## start DATASET RECORDS
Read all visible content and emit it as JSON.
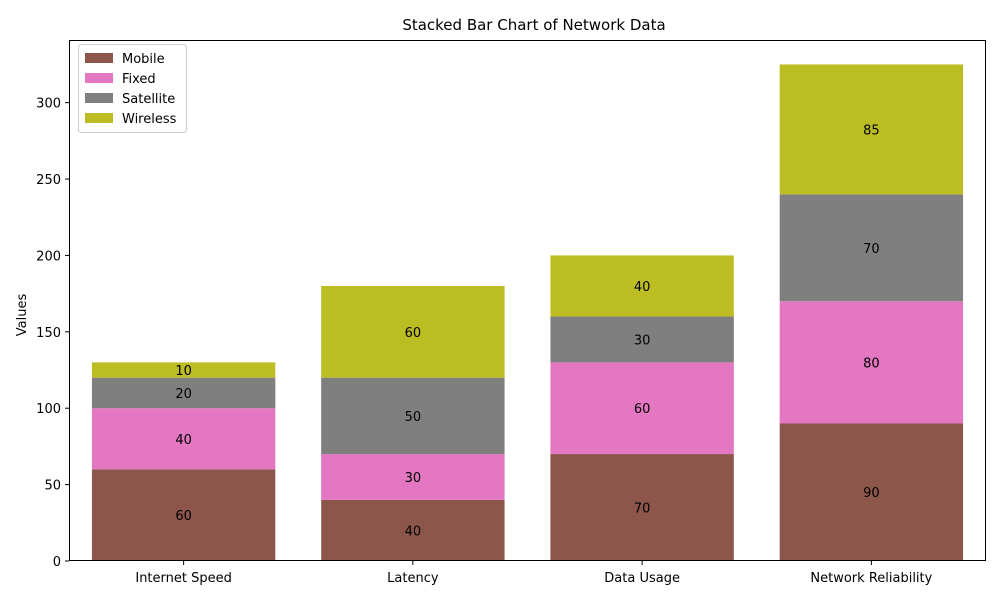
{
  "chart_data": {
    "type": "bar",
    "stacked": true,
    "title": "Stacked Bar Chart of Network Data",
    "xlabel": "",
    "ylabel": "Values",
    "categories": [
      "Internet Speed",
      "Latency",
      "Data Usage",
      "Network Reliability"
    ],
    "series": [
      {
        "name": "Mobile",
        "color": "#8c564b",
        "values": [
          60,
          40,
          70,
          90
        ]
      },
      {
        "name": "Fixed",
        "color": "#e377c2",
        "values": [
          40,
          30,
          60,
          80
        ]
      },
      {
        "name": "Satellite",
        "color": "#7f7f7f",
        "values": [
          20,
          50,
          30,
          70
        ]
      },
      {
        "name": "Wireless",
        "color": "#bcbd22",
        "values": [
          10,
          60,
          40,
          85
        ]
      }
    ],
    "ylim": [
      0,
      341
    ],
    "yticks": [
      0,
      50,
      100,
      150,
      200,
      250,
      300
    ],
    "grid": false,
    "legend_position": "top-left"
  }
}
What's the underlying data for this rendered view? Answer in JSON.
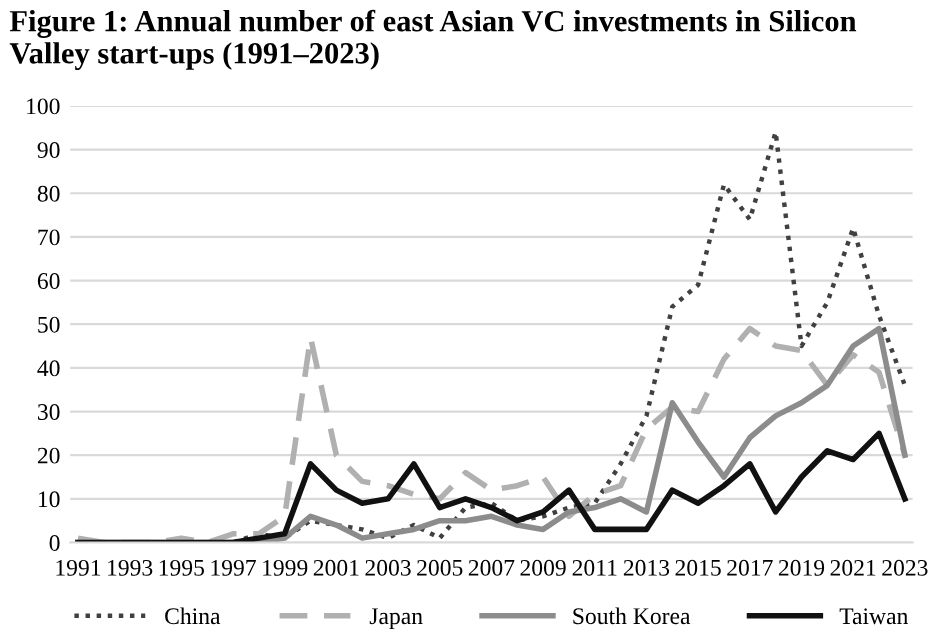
## end DATASET RECORDS
### [TASK DETAILS]
Check each line of the entries above for the word "Network". List the ones that have it.

### [SOLUTION]
    "title": "Stacked Bar Chart of Network Data",
      "Network Reliability"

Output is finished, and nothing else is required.